#### [Available data]
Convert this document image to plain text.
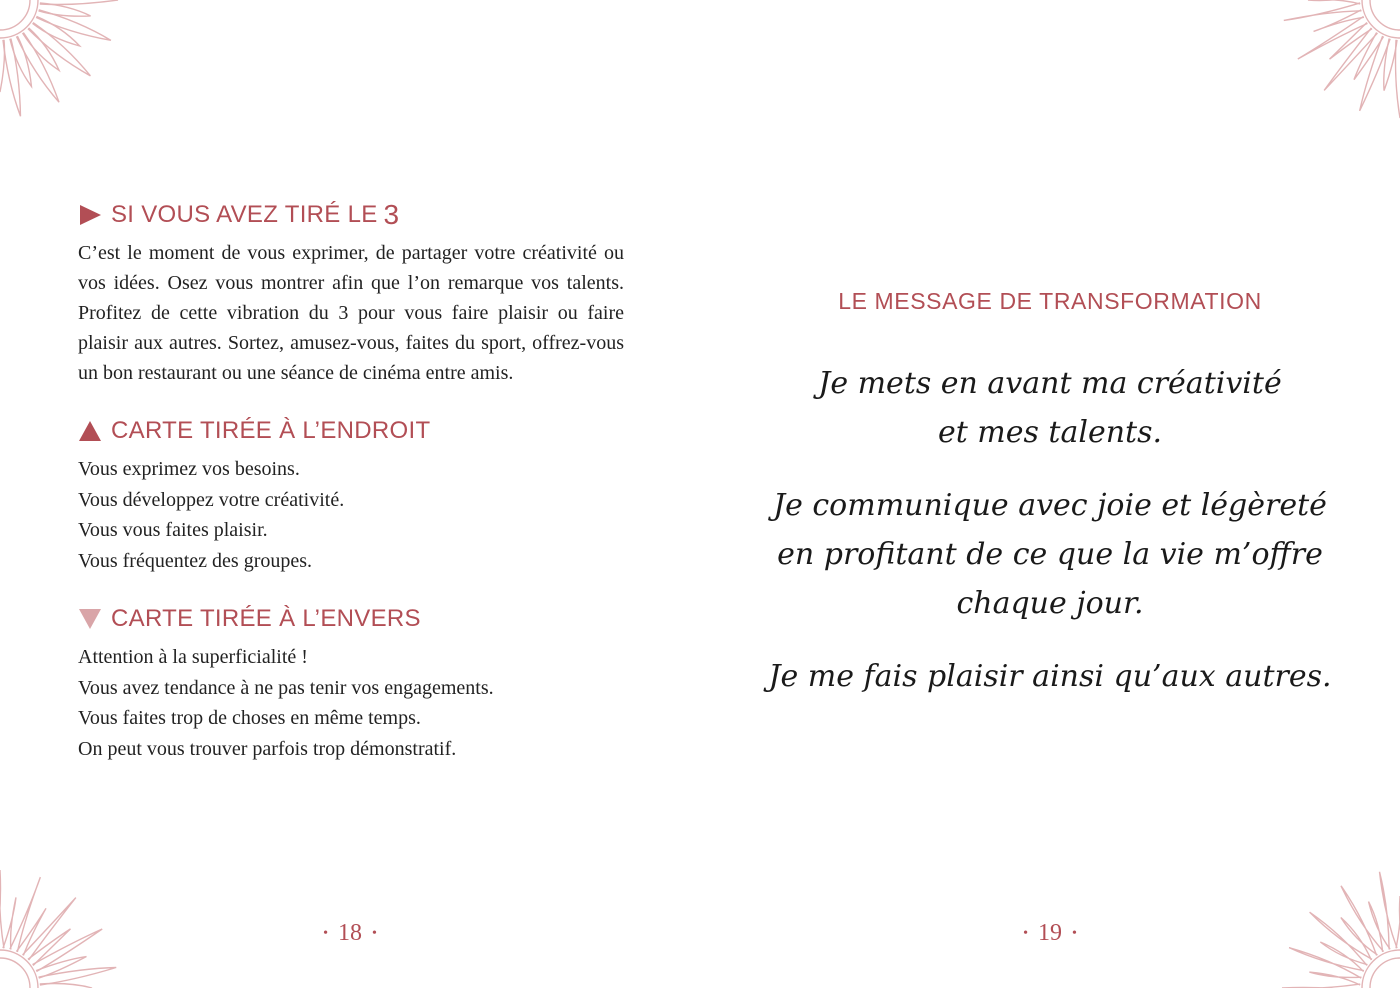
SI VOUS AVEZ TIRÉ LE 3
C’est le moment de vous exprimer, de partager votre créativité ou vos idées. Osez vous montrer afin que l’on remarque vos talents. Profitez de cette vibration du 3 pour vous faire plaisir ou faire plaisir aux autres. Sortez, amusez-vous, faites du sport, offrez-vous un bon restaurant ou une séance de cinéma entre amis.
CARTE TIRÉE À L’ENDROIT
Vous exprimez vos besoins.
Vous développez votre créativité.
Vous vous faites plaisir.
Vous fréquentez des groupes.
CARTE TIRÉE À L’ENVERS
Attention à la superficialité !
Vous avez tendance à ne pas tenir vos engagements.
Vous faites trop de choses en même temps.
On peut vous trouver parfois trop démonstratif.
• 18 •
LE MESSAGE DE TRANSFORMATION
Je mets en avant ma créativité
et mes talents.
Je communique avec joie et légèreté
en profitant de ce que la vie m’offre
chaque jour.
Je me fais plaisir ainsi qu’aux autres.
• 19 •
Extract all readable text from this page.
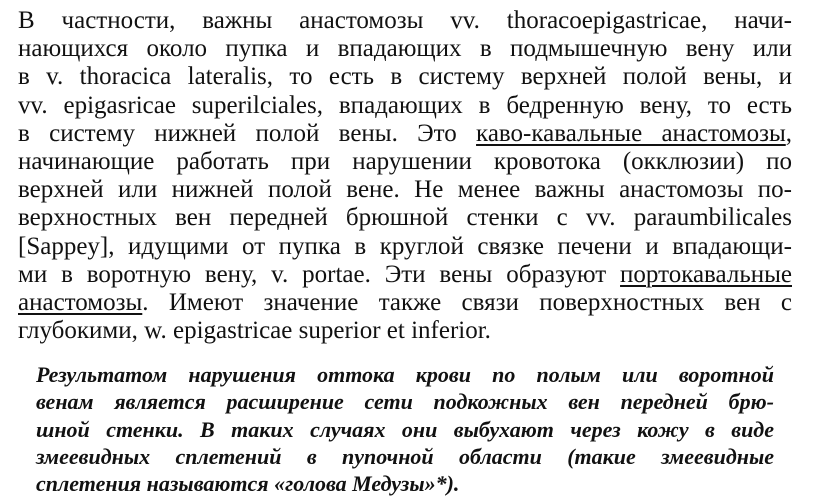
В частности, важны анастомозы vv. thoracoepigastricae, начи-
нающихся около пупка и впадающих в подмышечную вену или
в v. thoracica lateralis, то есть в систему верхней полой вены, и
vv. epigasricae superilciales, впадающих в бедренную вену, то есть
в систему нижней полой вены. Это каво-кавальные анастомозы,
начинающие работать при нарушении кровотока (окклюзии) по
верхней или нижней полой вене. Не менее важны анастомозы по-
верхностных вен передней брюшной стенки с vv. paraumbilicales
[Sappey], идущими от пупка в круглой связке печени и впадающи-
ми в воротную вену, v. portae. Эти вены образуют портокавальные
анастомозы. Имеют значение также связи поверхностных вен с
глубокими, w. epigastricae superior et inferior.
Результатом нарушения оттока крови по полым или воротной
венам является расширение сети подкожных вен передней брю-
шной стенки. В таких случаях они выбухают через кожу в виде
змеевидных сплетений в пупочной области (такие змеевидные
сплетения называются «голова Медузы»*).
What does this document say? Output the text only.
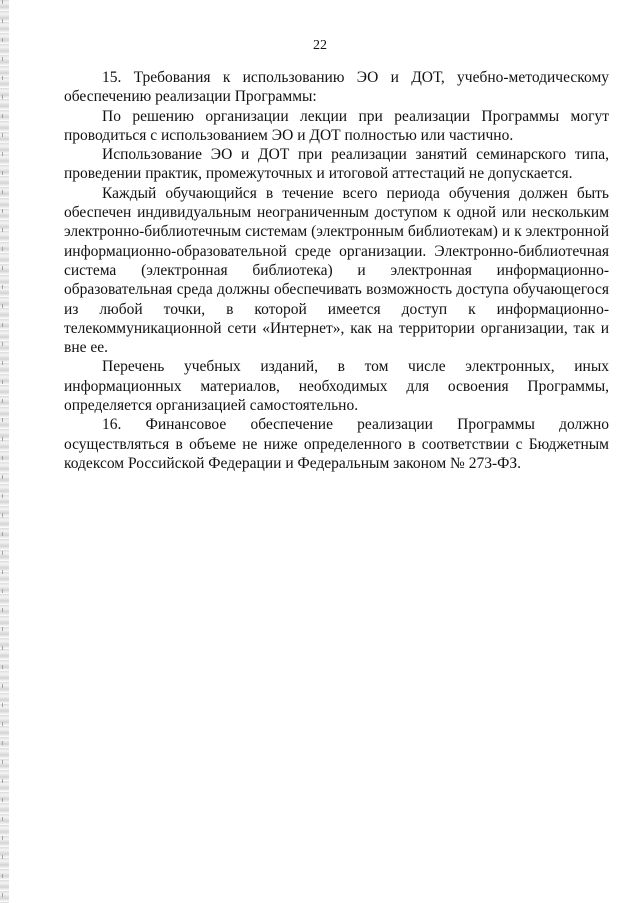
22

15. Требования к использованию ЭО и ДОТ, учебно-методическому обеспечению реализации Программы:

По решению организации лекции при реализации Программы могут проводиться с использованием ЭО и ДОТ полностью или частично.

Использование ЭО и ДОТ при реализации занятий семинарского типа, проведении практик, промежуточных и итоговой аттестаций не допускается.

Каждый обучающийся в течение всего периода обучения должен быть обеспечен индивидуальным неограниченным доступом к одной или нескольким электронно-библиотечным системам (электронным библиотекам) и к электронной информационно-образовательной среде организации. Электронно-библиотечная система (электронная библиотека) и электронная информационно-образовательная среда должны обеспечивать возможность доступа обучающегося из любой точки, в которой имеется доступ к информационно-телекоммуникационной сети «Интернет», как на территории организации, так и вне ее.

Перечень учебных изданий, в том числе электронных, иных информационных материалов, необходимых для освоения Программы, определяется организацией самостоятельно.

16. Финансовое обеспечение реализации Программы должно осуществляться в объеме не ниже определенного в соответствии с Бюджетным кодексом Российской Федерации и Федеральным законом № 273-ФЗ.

#### [Problem description]
Leave out all pictures, then copy the remaining material exactly.

#### [Output of the exercise]
Convert this document image to plain text.
SI VOUS AVEZ TIRÉ LE 3
C’est le moment de vous exprimer, de partager votre créativité ou vos idées. Osez vous montrer afin que l’on remarque vos talents. Profitez de cette vibration du 3 pour vous faire plaisir ou faire plaisir aux autres. Sortez, amusez-vous, faites du sport, offrez-vous un bon restaurant ou une séance de cinéma entre amis.
CARTE TIRÉE À L’ENDROIT
Vous exprimez vos besoins.
Vous développez votre créativité.
Vous vous faites plaisir.
Vous fréquentez des groupes.
CARTE TIRÉE À L’ENVERS
Attention à la superficialité !
Vous avez tendance à ne pas tenir vos engagements.
Vous faites trop de choses en même temps.
On peut vous trouver parfois trop démonstratif.
• 18 •
LE MESSAGE DE TRANSFORMATION
Je mets en avant ma créativité
et mes talents.
Je communique avec joie et légèreté
en profitant de ce que la vie m’offre
chaque jour.
Je me fais plaisir ainsi qu’aux autres.
• 19 •
Extract all readable text from this page.
В частности, важны анастомозы vv. thoracoepigastricae, начи-
нающихся около пупка и впадающих в подмышечную вену или
в v. thoracica lateralis, то есть в систему верхней полой вены, и
vv. epigasricae superilciales, впадающих в бедренную вену, то есть
в систему нижней полой вены. Это каво-кавальные анастомозы,
начинающие работать при нарушении кровотока (окклюзии) по
верхней или нижней полой вене. Не менее важны анастомозы по-
верхностных вен передней брюшной стенки с vv. paraumbilicales
[Sappey], идущими от пупка в круглой связке печени и впадающи-
ми в воротную вену, v. portae. Эти вены образуют портокавальные
анастомозы. Имеют значение также связи поверхностных вен с
глубокими, w. epigastricae superior et inferior.
Результатом нарушения оттока крови по полым или воротной
венам является расширение сети подкожных вен передней брю-
шной стенки. В таких случаях они выбухают через кожу в виде
змеевидных сплетений в пупочной области (такие змеевидные
сплетения называются «голова Медузы»*).
What does this document say? Output the text only.
22

15. Требования к использованию ЭО и ДОТ, учебно-методическому обеспечению реализации Программы:

По решению организации лекции при реализации Программы могут проводиться с использованием ЭО и ДОТ полностью или частично.

Использование ЭО и ДОТ при реализации занятий семинарского типа, проведении практик, промежуточных и итоговой аттестаций не допускается.

Каждый обучающийся в течение всего периода обучения должен быть обеспечен индивидуальным неограниченным доступом к одной или нескольким электронно-библиотечным системам (электронным библиотекам) и к электронной информационно-образовательной среде организации. Электронно-библиотечная система (электронная библиотека) и электронная информационно-образовательная среда должны обеспечивать возможность доступа обучающегося из любой точки, в которой имеется доступ к информационно-телекоммуникационной сети «Интернет», как на территории организации, так и вне ее.

Перечень учебных изданий, в том числе электронных, иных информационных материалов, необходимых для освоения Программы, определяется организацией самостоятельно.

16. Финансовое обеспечение реализации Программы должно осуществляться в объеме не ниже определенного в соответствии с Бюджетным кодексом Российской Федерации и Федеральным законом № 273-ФЗ.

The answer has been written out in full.